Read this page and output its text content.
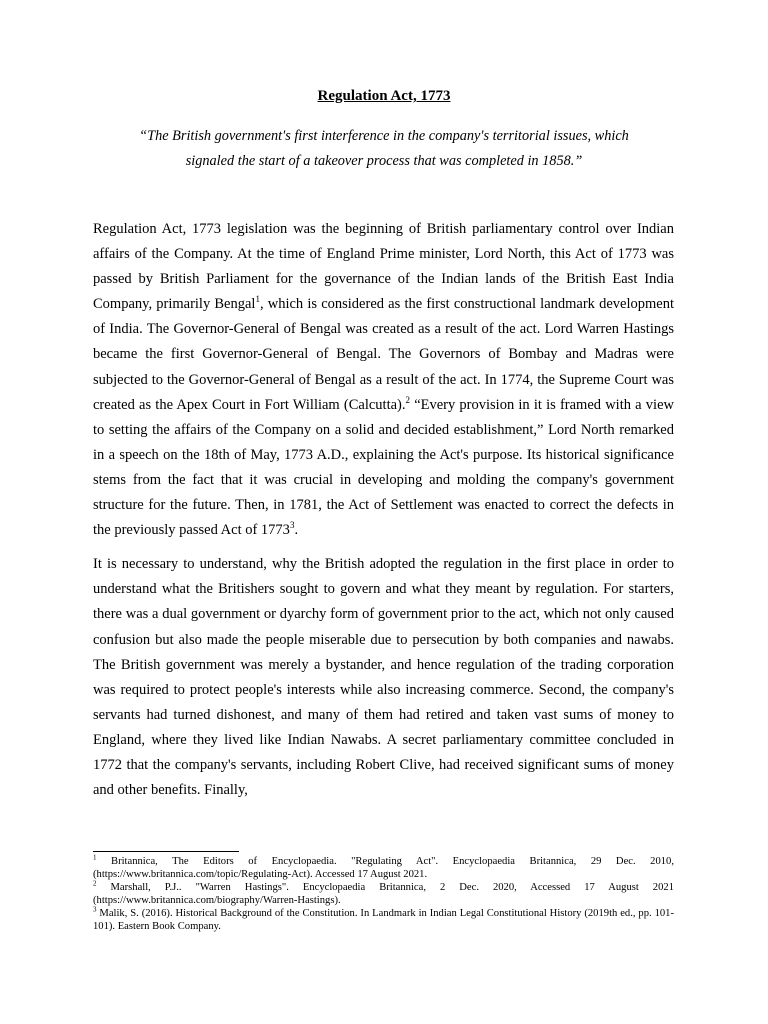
Regulation Act, 1773
“The British government's first interference in the company's territorial issues, which
signaled the start of a takeover process that was completed in 1858.”

Regulation Act, 1773 legislation was the beginning of British parliamentary control over Indian affairs of the Company. At the time of England Prime minister, Lord North, this Act of 1773 was passed by British Parliament for the governance of the Indian lands of the British East India Company, primarily Bengal$^1$, which is considered as the first constructional landmark development of India. The Governor-General of Bengal was created as a result of the act. Lord Warren Hastings became the first Governor-General of Bengal. The Governors of Bombay and Madras were subjected to the Governor-General of Bengal as a result of the act. In 1774, the Supreme Court was created as the Apex Court in Fort William (Calcutta).$^2$ “Every provision in it is framed with a view to setting the affairs of the Company on a solid and decided establishment,” Lord North remarked in a speech on the 18th of May, 1773 A.D., explaining the Act's purpose. Its historical significance stems from the fact that it was crucial in developing and molding the company's government structure for the future. Then, in 1781, the Act of Settlement was enacted to correct the defects in the previously passed Act of 1773$^3$.

It is necessary to understand, why the British adopted the regulation in the first place in order to understand what the Britishers sought to govern and what they meant by regulation. For starters, there was a dual government or dyarchy form of government prior to the act, which not only caused confusion but also made the people miserable due to persecution by both companies and nawabs. The British government was merely a bystander, and hence regulation of the trading corporation was required to protect people's interests while also increasing commerce. Second, the company's servants had turned dishonest, and many of them had retired and taken vast sums of money to England, where they lived like Indian Nawabs. A secret parliamentary committee concluded in 1772 that the company's servants, including Robert Clive, had received significant sums of money and other benefits. Finally,

$^1$ Britannica, The Editors of Encyclopaedia. "Regulating Act". Encyclopaedia Britannica, 29 Dec. 2010, (https://www.britannica.com/topic/Regulating-Act). Accessed 17 August 2021.
$^2$ Marshall, P.J.. "Warren Hastings". Encyclopaedia Britannica, 2 Dec. 2020, Accessed 17 August 2021 (https://www.britannica.com/biography/Warren-Hastings).
$^3$ Malik, S. (2016). Historical Background of the Constitution. In Landmark in Indian Legal Constitutional History (2019th ed., pp. 101-101). Eastern Book Company.
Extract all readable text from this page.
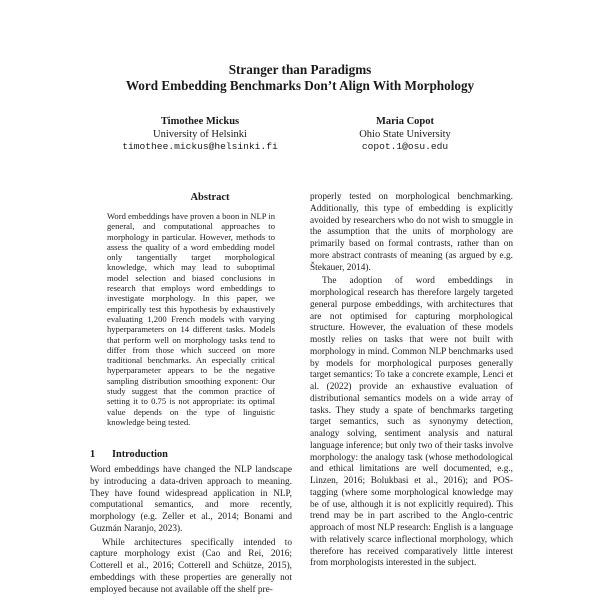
Stranger than Paradigms
Word Embedding Benchmarks Don’t Align With Morphology
Timothee Mickus
University of Helsinki
timothee.mickus@helsinki.fi
Maria Copot
Ohio State University
copot.1@osu.edu
Abstract
Word embeddings have proven a boon in NLP in general, and computational approaches to morphology in particular. However, methods to assess the quality of a word embedding model only tangentially target morphological knowledge, which may lead to suboptimal model selection and biased conclusions in research that employs word embeddings to investigate morphology. In this paper, we empirically test this hypothesis by exhaustively evaluating 1,200 French models with varying hyperparameters on 14 different tasks. Models that perform well on morphology tasks tend to differ from those which succeed on more traditional benchmarks. An especially critical hyperparameter appears to be the negative sampling distribution smoothing exponent: Our study suggest that the common practice of setting it to 0.75 is not appropriate: its optimal value depends on the type of linguistic knowledge being tested.
1 Introduction

Word embeddings have changed the NLP landscape by introducing a data-driven approach to meaning. They have found widespread application in NLP, computational semantics, and more recently, morphology (e.g. Zeller et al., 2014; Bonami and Guzmán Naranjo, 2023).

While architectures specifically intended to capture morphology exist (Cao and Rei, 2016; Cotterell et al., 2016; Cotterell and Schütze, 2015), embeddings with these properties are generally not employed because not available off the shelf pre-

properly tested on morphological benchmarking. Additionally, this type of embedding is explicitly avoided by researchers who do not wish to smuggle in the assumption that the units of morphology are primarily based on formal contrasts, rather than on more abstract contrasts of meaning (as argued by e.g. Štekauer, 2014).

The adoption of word embeddings in morphological research has therefore largely targeted general purpose embeddings, with architectures that are not optimised for capturing morphological structure. However, the evaluation of these models mostly relies on tasks that were not built with morphology in mind. Common NLP benchmarks used by models for morphological purposes generally target semantics: To take a concrete example, Lenci et al. (2022) provide an exhaustive evaluation of distributional semantics models on a wide array of tasks. They study a spate of benchmarks targeting target semantics, such as synonymy detection, analogy solving, sentiment analysis and natural language inference; but only two of their tasks involve morphology: the analogy task (whose methodological and ethical limitations are well documented, e.g., Linzen, 2016; Bolukbasi et al., 2016); and POS-tagging (where some morphological knowledge may be of use, although it is not explicitly required). This trend may be in part ascribed to the Anglo-centric approach of most NLP research: English is a language with relatively scarce inflectional morphology, which therefore has received comparatively little interest from morphologists interested in the subject.
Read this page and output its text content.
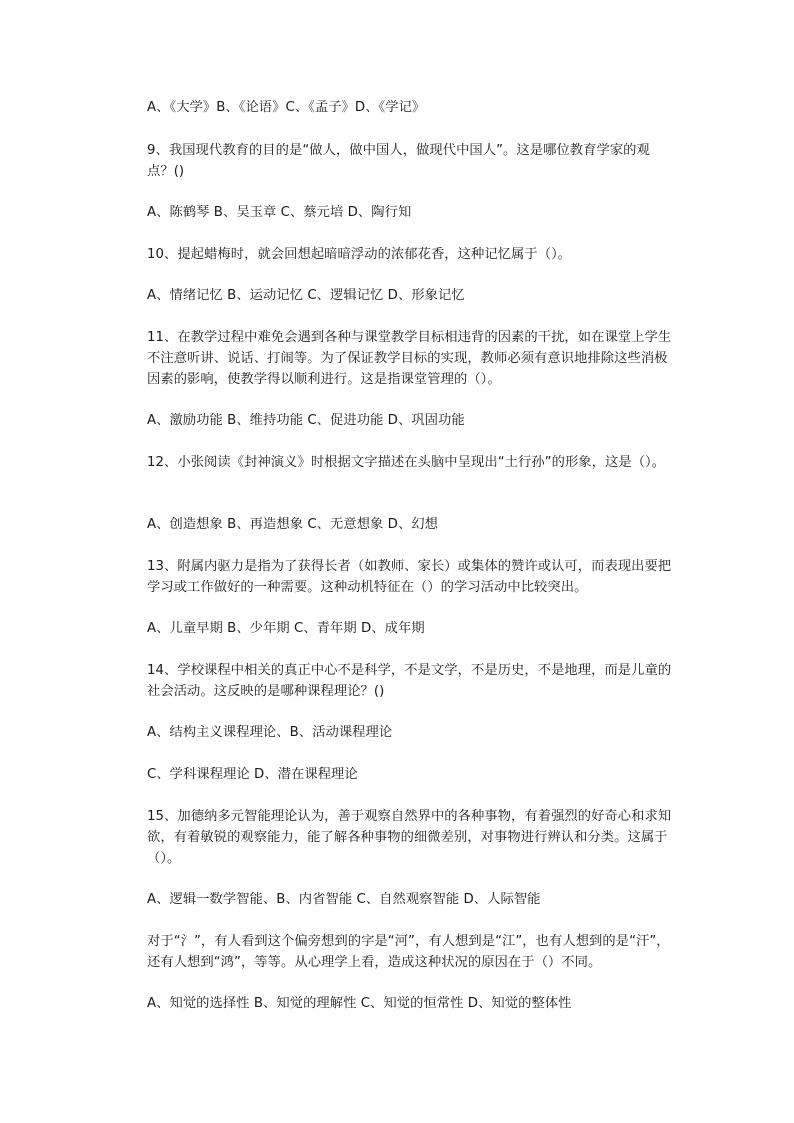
A、《大学》B、《论语》C、《孟子》D、《学记》

9、我国现代教育的目的是“做人，做中国人，做现代中国人”。这是哪位教育学家的观点？()

A、陈鹤琴 B、吴玉章 C、蔡元培 D、陶行知

10、提起蜡梅时，就会回想起暗暗浮动的浓郁花香，这种记忆属于（）。

A、情绪记忆 B、运动记忆 C、逻辑记忆 D、形象记忆

11、在教学过程中难免会遇到各种与课堂教学目标相违背的因素的干扰，如在课堂上学生不注意听讲、说话、打闹等。为了保证教学目标的实现，教师必须有意识地排除这些消极因素的影响，使教学得以顺利进行。这是指课堂管理的（）。

A、激励功能 B、维持功能 C、促进功能 D、巩固功能

12、小张阅读《封神演义》时根据文字描述在头脑中呈现出“土行孙”的形象，这是（）。

A、创造想象 B、再造想象 C、无意想象 D、幻想

13、附属内驱力是指为了获得长者（如教师、家长）或集体的赞许或认可，而表现出要把学习或工作做好的一种需要。这种动机特征在（）的学习活动中比较突出。

A、儿童早期 B、少年期 C、青年期 D、成年期

14、学校课程中相关的真正中心不是科学，不是文学，不是历史，不是地理，而是儿童的社会活动。这反映的是哪种课程理论？()

A、结构主义课程理论、B、活动课程理论

C、学科课程理论 D、潜在课程理论

15、加德纳多元智能理论认为，善于观察自然界中的各种事物，有着强烈的好奇心和求知欲，有着敏锐的观察能力，能了解各种事物的细微差别，对事物进行辨认和分类。这属于（）。

A、逻辑一数学智能、B、内省智能 C、自然观察智能 D、人际智能

对于“氵”，有人看到这个偏旁想到的字是“河”，有人想到是“江”，也有人想到的是“汗”，还有人想到“鸿”，等等。从心理学上看，造成这种状况的原因在于（）不同。

A、知觉的选择性 B、知觉的理解性 C、知觉的恒常性 D、知觉的整体性
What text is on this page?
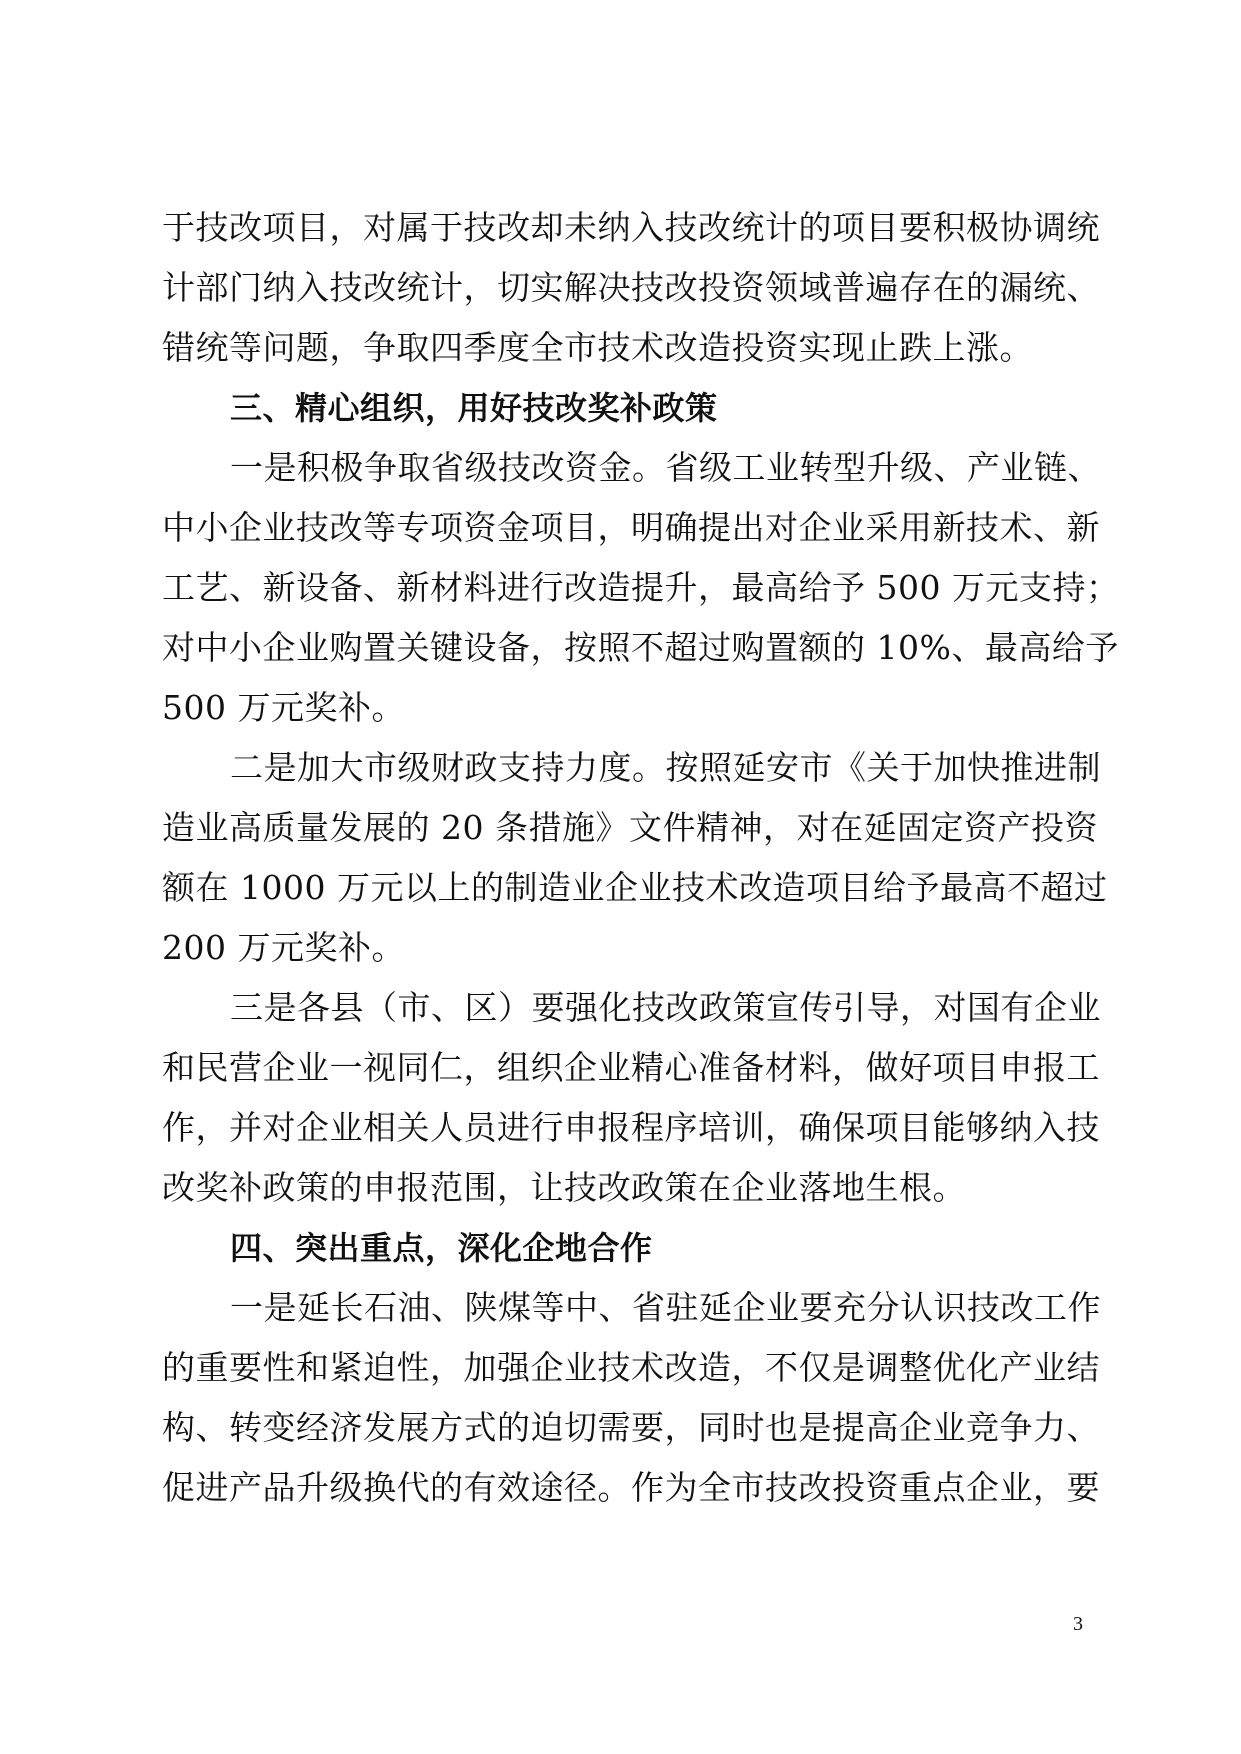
于技改项目，对属于技改却未纳入技改统计的项目要积极协调统
计部门纳入技改统计，切实解决技改投资领域普遍存在的漏统、
错统等问题，争取四季度全市技术改造投资实现止跌上涨。
三、精心组织，用好技改奖补政策
一是积极争取省级技改资金。省级工业转型升级、产业链、
中小企业技改等专项资金项目，明确提出对企业采用新技术、新
工艺、新设备、新材料进行改造提升，最高给予 500 万元支持；
对中小企业购置关键设备，按照不超过购置额的 10%、最高给予
500 万元奖补。
二是加大市级财政支持力度。按照延安市《关于加快推进制
造业高质量发展的 20 条措施》文件精神，对在延固定资产投资
额在 1000 万元以上的制造业企业技术改造项目给予最高不超过
200 万元奖补。
三是各县（市、区）要强化技改政策宣传引导，对国有企业
和民营企业一视同仁，组织企业精心准备材料，做好项目申报工
作，并对企业相关人员进行申报程序培训，确保项目能够纳入技
改奖补政策的申报范围，让技改政策在企业落地生根。
四、突出重点，深化企地合作
一是延长石油、陕煤等中、省驻延企业要充分认识技改工作
的重要性和紧迫性，加强企业技术改造，不仅是调整优化产业结
构、转变经济发展方式的迫切需要，同时也是提高企业竞争力、
促进产品升级换代的有效途径。作为全市技改投资重点企业，要
3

====

INSTRUCTIONS FOR THE TASK: Quote the records above in full, dropping each picture.

IN RESPONSE:
Read this page and output its text content.
Regulation Act, 1773
“The British government's first interference in the company's territorial issues, which
signaled the start of a takeover process that was completed in 1858.”

Regulation Act, 1773 legislation was the beginning of British parliamentary control over Indian affairs of the Company. At the time of England Prime minister, Lord North, this Act of 1773 was passed by British Parliament for the governance of the Indian lands of the British East India Company, primarily Bengal$^1$, which is considered as the first constructional landmark development of India. The Governor-General of Bengal was created as a result of the act. Lord Warren Hastings became the first Governor-General of Bengal. The Governors of Bombay and Madras were subjected to the Governor-General of Bengal as a result of the act. In 1774, the Supreme Court was created as the Apex Court in Fort William (Calcutta).$^2$ “Every provision in it is framed with a view to setting the affairs of the Company on a solid and decided establishment,” Lord North remarked in a speech on the 18th of May, 1773 A.D., explaining the Act's purpose. Its historical significance stems from the fact that it was crucial in developing and molding the company's government structure for the future. Then, in 1781, the Act of Settlement was enacted to correct the defects in the previously passed Act of 1773$^3$.

It is necessary to understand, why the British adopted the regulation in the first place in order to understand what the Britishers sought to govern and what they meant by regulation. For starters, there was a dual government or dyarchy form of government prior to the act, which not only caused confusion but also made the people miserable due to persecution by both companies and nawabs. The British government was merely a bystander, and hence regulation of the trading corporation was required to protect people's interests while also increasing commerce. Second, the company's servants had turned dishonest, and many of them had retired and taken vast sums of money to England, where they lived like Indian Nawabs. A secret parliamentary committee concluded in 1772 that the company's servants, including Robert Clive, had received significant sums of money and other benefits. Finally,

$^1$ Britannica, The Editors of Encyclopaedia. "Regulating Act". Encyclopaedia Britannica, 29 Dec. 2010, (https://www.britannica.com/topic/Regulating-Act). Accessed 17 August 2021.
$^2$ Marshall, P.J.. "Warren Hastings". Encyclopaedia Britannica, 2 Dec. 2020, Accessed 17 August 2021 (https://www.britannica.com/biography/Warren-Hastings).
$^3$ Malik, S. (2016). Historical Background of the Constitution. In Landmark in Indian Legal Constitutional History (2019th ed., pp. 101-101). Eastern Book Company.
Extract all readable text from this page.
Stranger than Paradigms
Word Embedding Benchmarks Don’t Align With Morphology
Timothee Mickus
University of Helsinki
timothee.mickus@helsinki.fi
Maria Copot
Ohio State University
copot.1@osu.edu
Abstract
Word embeddings have proven a boon in NLP in general, and computational approaches to morphology in particular. However, methods to assess the quality of a word embedding model only tangentially target morphological knowledge, which may lead to suboptimal model selection and biased conclusions in research that employs word embeddings to investigate morphology. In this paper, we empirically test this hypothesis by exhaustively evaluating 1,200 French models with varying hyperparameters on 14 different tasks. Models that perform well on morphology tasks tend to differ from those which succeed on more traditional benchmarks. An especially critical hyperparameter appears to be the negative sampling distribution smoothing exponent: Our study suggest that the common practice of setting it to 0.75 is not appropriate: its optimal value depends on the type of linguistic knowledge being tested.
1 Introduction

Word embeddings have changed the NLP landscape by introducing a data-driven approach to meaning. They have found widespread application in NLP, computational semantics, and more recently, morphology (e.g. Zeller et al., 2014; Bonami and Guzmán Naranjo, 2023).

While architectures specifically intended to capture morphology exist (Cao and Rei, 2016; Cotterell et al., 2016; Cotterell and Schütze, 2015), embeddings with these properties are generally not employed because not available off the shelf pre-

properly tested on morphological benchmarking. Additionally, this type of embedding is explicitly avoided by researchers who do not wish to smuggle in the assumption that the units of morphology are primarily based on formal contrasts, rather than on more abstract contrasts of meaning (as argued by e.g. Štekauer, 2014).

The adoption of word embeddings in morphological research has therefore largely targeted general purpose embeddings, with architectures that are not optimised for capturing morphological structure. However, the evaluation of these models mostly relies on tasks that were not built with morphology in mind. Common NLP benchmarks used by models for morphological purposes generally target semantics: To take a concrete example, Lenci et al. (2022) provide an exhaustive evaluation of distributional semantics models on a wide array of tasks. They study a spate of benchmarks targeting target semantics, such as synonymy detection, analogy solving, sentiment analysis and natural language inference; but only two of their tasks involve morphology: the analogy task (whose methodological and ethical limitations are well documented, e.g., Linzen, 2016; Bolukbasi et al., 2016); and POS-tagging (where some morphological knowledge may be of use, although it is not explicitly required). This trend may be in part ascribed to the Anglo-centric approach of most NLP research: English is a language with relatively scarce inflectional morphology, which therefore has received comparatively little interest from morphologists interested in the subject.
Read this page and output its text content.
A、《大学》B、《论语》C、《孟子》D、《学记》

9、我国现代教育的目的是“做人，做中国人，做现代中国人”。这是哪位教育学家的观点？()

A、陈鹤琴 B、吴玉章 C、蔡元培 D、陶行知

10、提起蜡梅时，就会回想起暗暗浮动的浓郁花香，这种记忆属于（）。

A、情绪记忆 B、运动记忆 C、逻辑记忆 D、形象记忆

11、在教学过程中难免会遇到各种与课堂教学目标相违背的因素的干扰，如在课堂上学生不注意听讲、说话、打闹等。为了保证教学目标的实现，教师必须有意识地排除这些消极因素的影响，使教学得以顺利进行。这是指课堂管理的（）。

A、激励功能 B、维持功能 C、促进功能 D、巩固功能

12、小张阅读《封神演义》时根据文字描述在头脑中呈现出“土行孙”的形象，这是（）。

A、创造想象 B、再造想象 C、无意想象 D、幻想

13、附属内驱力是指为了获得长者（如教师、家长）或集体的赞许或认可，而表现出要把学习或工作做好的一种需要。这种动机特征在（）的学习活动中比较突出。

A、儿童早期 B、少年期 C、青年期 D、成年期

14、学校课程中相关的真正中心不是科学，不是文学，不是历史，不是地理，而是儿童的社会活动。这反映的是哪种课程理论？()

A、结构主义课程理论、B、活动课程理论

C、学科课程理论 D、潜在课程理论

15、加德纳多元智能理论认为，善于观察自然界中的各种事物，有着强烈的好奇心和求知欲，有着敏锐的观察能力，能了解各种事物的细微差别，对事物进行辨认和分类。这属于（）。

A、逻辑一数学智能、B、内省智能 C、自然观察智能 D、人际智能

对于“氵”，有人看到这个偏旁想到的字是“河”，有人想到是“江”，也有人想到的是“汗”，还有人想到“鸿”，等等。从心理学上看，造成这种状况的原因在于（）不同。

A、知觉的选择性 B、知觉的理解性 C、知觉的恒常性 D、知觉的整体性
What text is on this page?
于技改项目，对属于技改却未纳入技改统计的项目要积极协调统
计部门纳入技改统计，切实解决技改投资领域普遍存在的漏统、
错统等问题，争取四季度全市技术改造投资实现止跌上涨。
三、精心组织，用好技改奖补政策
一是积极争取省级技改资金。省级工业转型升级、产业链、
中小企业技改等专项资金项目，明确提出对企业采用新技术、新
工艺、新设备、新材料进行改造提升，最高给予 500 万元支持；
对中小企业购置关键设备，按照不超过购置额的 10%、最高给予
500 万元奖补。
二是加大市级财政支持力度。按照延安市《关于加快推进制
造业高质量发展的 20 条措施》文件精神，对在延固定资产投资
额在 1000 万元以上的制造业企业技术改造项目给予最高不超过
200 万元奖补。
三是各县（市、区）要强化技改政策宣传引导，对国有企业
和民营企业一视同仁，组织企业精心准备材料，做好项目申报工
作，并对企业相关人员进行申报程序培训，确保项目能够纳入技
改奖补政策的申报范围，让技改政策在企业落地生根。
四、突出重点，深化企地合作
一是延长石油、陕煤等中、省驻延企业要充分认识技改工作
的重要性和紧迫性，加强企业技术改造，不仅是调整优化产业结
构、转变经济发展方式的迫切需要，同时也是提高企业竞争力、
促进产品升级换代的有效途径。作为全市技改投资重点企业，要
3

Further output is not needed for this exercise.